Given records:
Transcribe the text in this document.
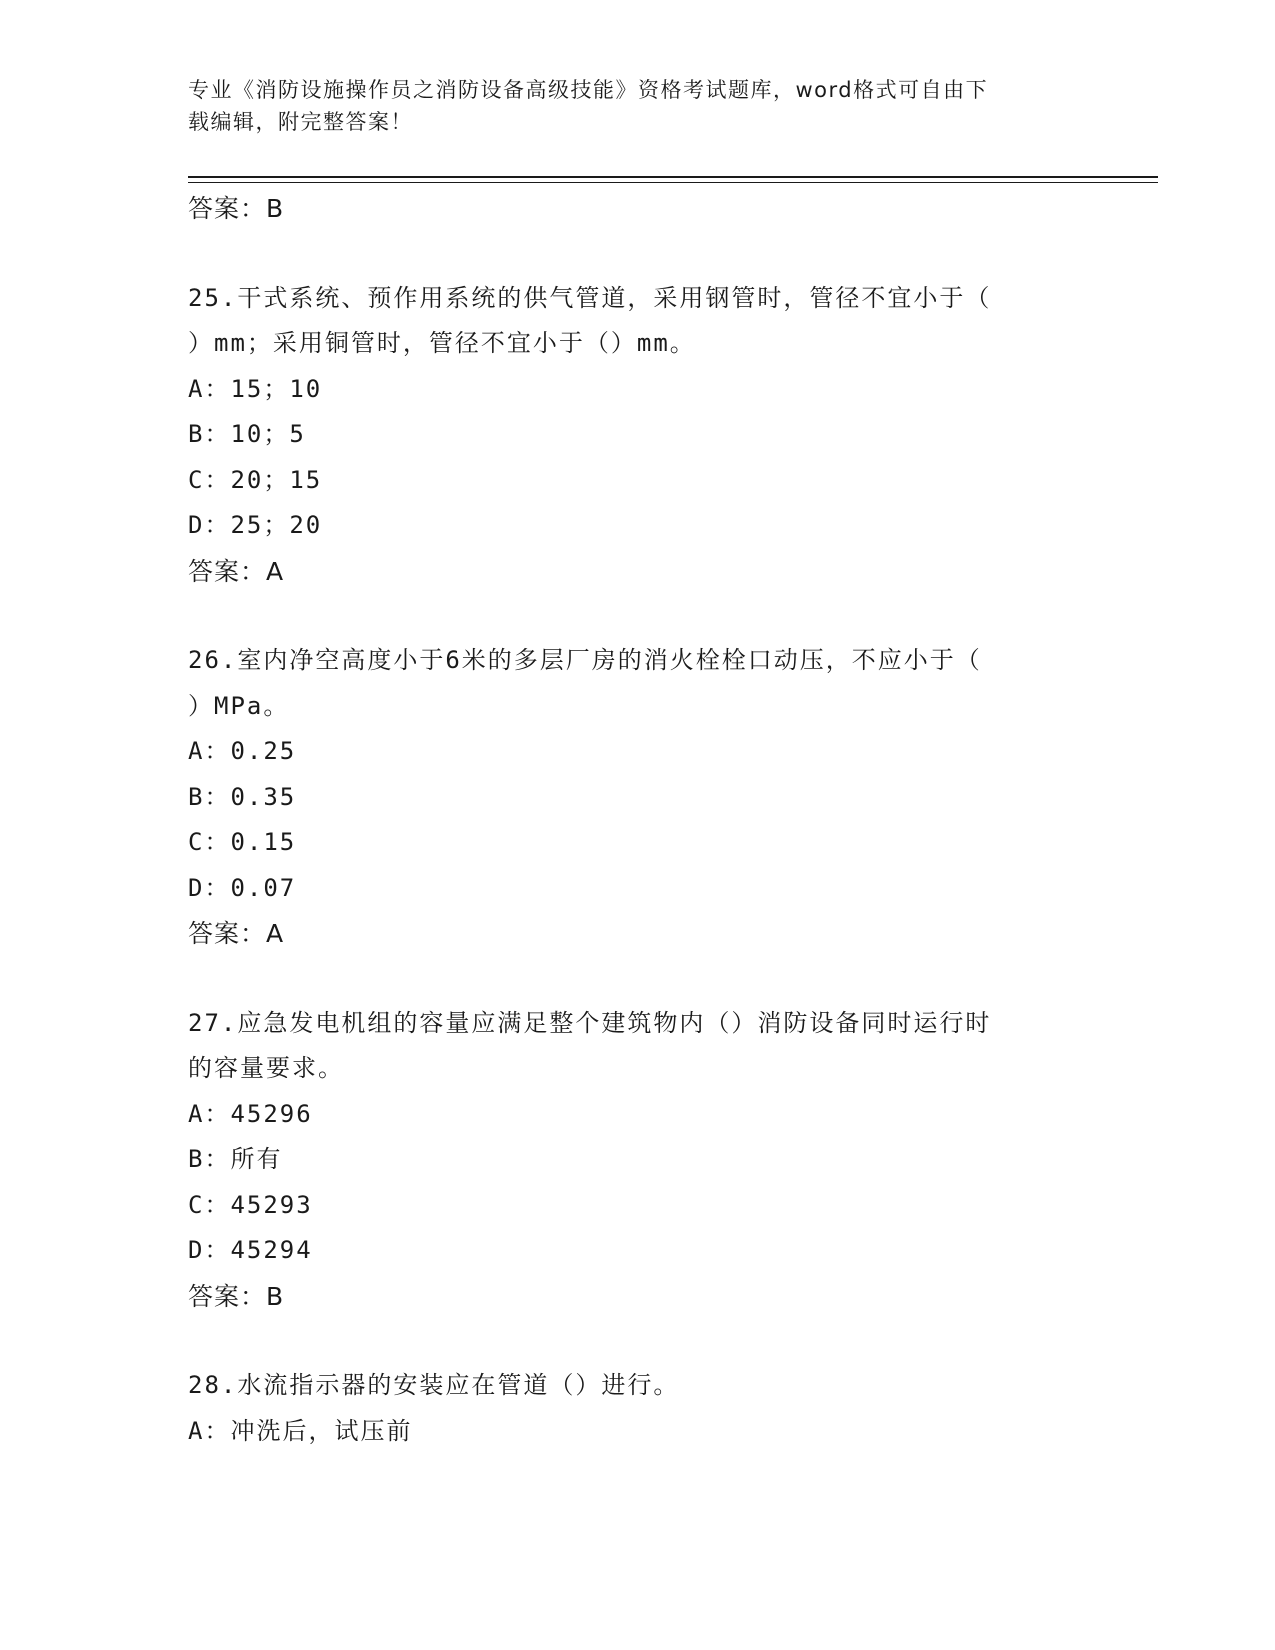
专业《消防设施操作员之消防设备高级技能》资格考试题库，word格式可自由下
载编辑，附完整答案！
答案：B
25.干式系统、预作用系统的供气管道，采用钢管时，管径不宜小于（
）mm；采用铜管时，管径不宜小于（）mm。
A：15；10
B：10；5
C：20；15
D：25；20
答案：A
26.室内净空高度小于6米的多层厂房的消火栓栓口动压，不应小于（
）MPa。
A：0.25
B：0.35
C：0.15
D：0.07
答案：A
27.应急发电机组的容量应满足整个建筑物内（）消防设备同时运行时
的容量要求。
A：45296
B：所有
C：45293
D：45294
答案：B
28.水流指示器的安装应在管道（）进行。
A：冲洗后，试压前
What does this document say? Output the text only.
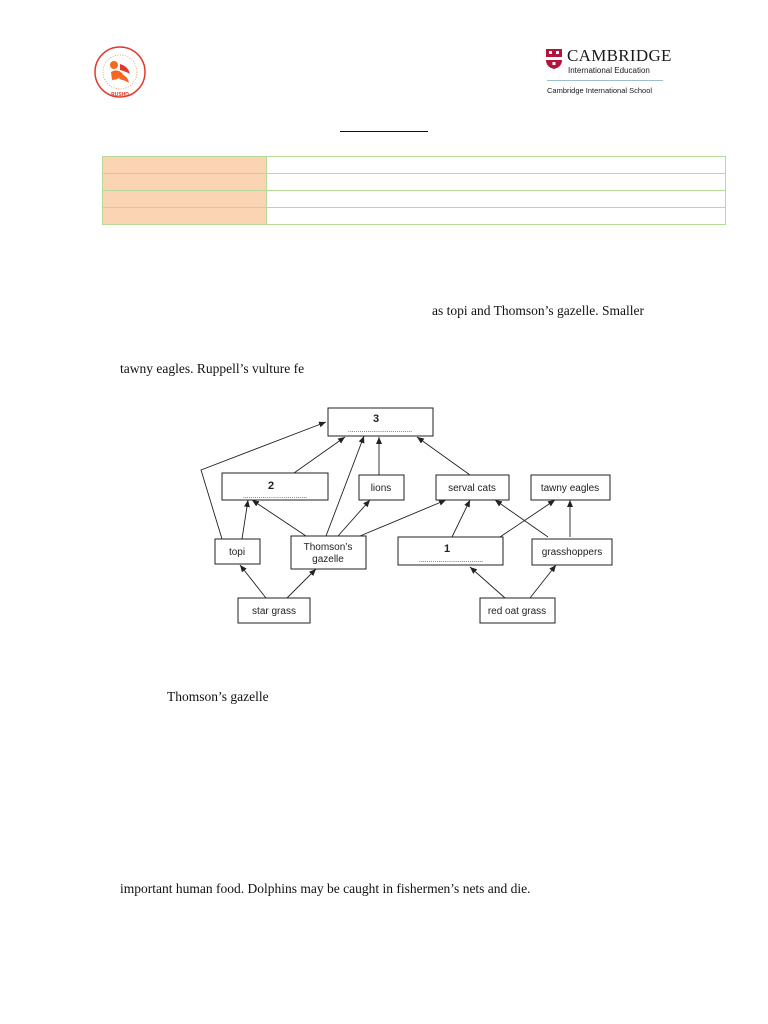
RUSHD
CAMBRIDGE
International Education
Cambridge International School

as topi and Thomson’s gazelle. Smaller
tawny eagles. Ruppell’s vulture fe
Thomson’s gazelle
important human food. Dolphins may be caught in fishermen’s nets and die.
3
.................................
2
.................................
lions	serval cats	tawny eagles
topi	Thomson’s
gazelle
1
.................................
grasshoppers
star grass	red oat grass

Short task:
Without the pictures, extract every entry verbatim.

Solved problem:
Transcribe the text in this document.
专业《消防设施操作员之消防设备高级技能》资格考试题库，word格式可自由下
载编辑，附完整答案！
答案：B
25.干式系统、预作用系统的供气管道，采用钢管时，管径不宜小于（
）mm；采用铜管时，管径不宜小于（）mm。
A：15；10
B：10；5
C：20；15
D：25；20
答案：A
26.室内净空高度小于6米的多层厂房的消火栓栓口动压，不应小于（
）MPa。
A：0.25
B：0.35
C：0.15
D：0.07
答案：A
27.应急发电机组的容量应满足整个建筑物内（）消防设备同时运行时
的容量要求。
A：45296
B：所有
C：45293
D：45294
答案：B
28.水流指示器的安装应在管道（）进行。
A：冲洗后，试压前
What does this document say? Output the text only.
RUSHD
CAMBRIDGE
International Education
Cambridge International School

as topi and Thomson’s gazelle. Smaller
tawny eagles. Ruppell’s vulture fe
Thomson’s gazelle
important human food. Dolphins may be caught in fishermen’s nets and die.
3
.................................
2
.................................
lions	serval cats	tawny eagles
topi	Thomson’s
gazelle
1
.................................
grasshoppers
star grass	red oat grass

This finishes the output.